*PROBLEM:* Copy every line that holds "name".

─── INPUT ───

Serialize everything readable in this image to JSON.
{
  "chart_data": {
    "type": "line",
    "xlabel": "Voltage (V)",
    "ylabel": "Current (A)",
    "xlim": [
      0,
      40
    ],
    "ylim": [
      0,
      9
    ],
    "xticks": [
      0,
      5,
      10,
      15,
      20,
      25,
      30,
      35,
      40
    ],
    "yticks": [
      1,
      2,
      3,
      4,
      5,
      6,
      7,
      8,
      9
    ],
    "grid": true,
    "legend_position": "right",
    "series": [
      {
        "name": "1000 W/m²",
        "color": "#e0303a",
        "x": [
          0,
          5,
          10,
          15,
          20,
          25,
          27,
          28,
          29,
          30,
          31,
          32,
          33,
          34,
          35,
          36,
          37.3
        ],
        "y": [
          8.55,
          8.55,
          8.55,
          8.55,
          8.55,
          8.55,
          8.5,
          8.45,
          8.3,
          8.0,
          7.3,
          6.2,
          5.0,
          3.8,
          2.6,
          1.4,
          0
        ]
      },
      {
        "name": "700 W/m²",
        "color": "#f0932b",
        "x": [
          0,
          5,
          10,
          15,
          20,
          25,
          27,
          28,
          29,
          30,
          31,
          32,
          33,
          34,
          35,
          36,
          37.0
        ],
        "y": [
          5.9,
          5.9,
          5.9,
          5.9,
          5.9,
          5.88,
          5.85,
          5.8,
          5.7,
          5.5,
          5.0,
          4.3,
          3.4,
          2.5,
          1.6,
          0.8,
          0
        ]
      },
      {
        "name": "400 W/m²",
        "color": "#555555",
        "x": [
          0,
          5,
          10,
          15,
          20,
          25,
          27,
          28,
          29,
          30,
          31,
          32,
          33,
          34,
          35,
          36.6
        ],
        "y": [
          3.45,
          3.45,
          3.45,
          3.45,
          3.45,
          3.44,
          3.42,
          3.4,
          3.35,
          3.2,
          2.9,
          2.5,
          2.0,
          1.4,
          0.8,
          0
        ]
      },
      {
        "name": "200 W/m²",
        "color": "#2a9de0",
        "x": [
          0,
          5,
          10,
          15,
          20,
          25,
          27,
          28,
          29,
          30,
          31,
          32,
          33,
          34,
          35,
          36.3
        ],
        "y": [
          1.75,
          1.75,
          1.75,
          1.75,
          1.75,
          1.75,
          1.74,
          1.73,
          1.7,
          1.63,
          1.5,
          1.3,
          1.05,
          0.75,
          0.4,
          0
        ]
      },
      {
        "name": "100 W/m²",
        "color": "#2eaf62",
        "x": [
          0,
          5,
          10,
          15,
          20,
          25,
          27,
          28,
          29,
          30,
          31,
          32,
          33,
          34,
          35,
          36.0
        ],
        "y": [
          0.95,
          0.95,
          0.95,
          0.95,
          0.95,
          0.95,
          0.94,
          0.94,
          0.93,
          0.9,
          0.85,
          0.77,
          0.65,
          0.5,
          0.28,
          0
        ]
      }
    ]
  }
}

───

*OUTPUT:*
        "name": "1000 W/m²",
        "name": "700 W/m²",
        "name": "400 W/m²",
        "name": "200 W/m²",
        "name": "100 W/m²",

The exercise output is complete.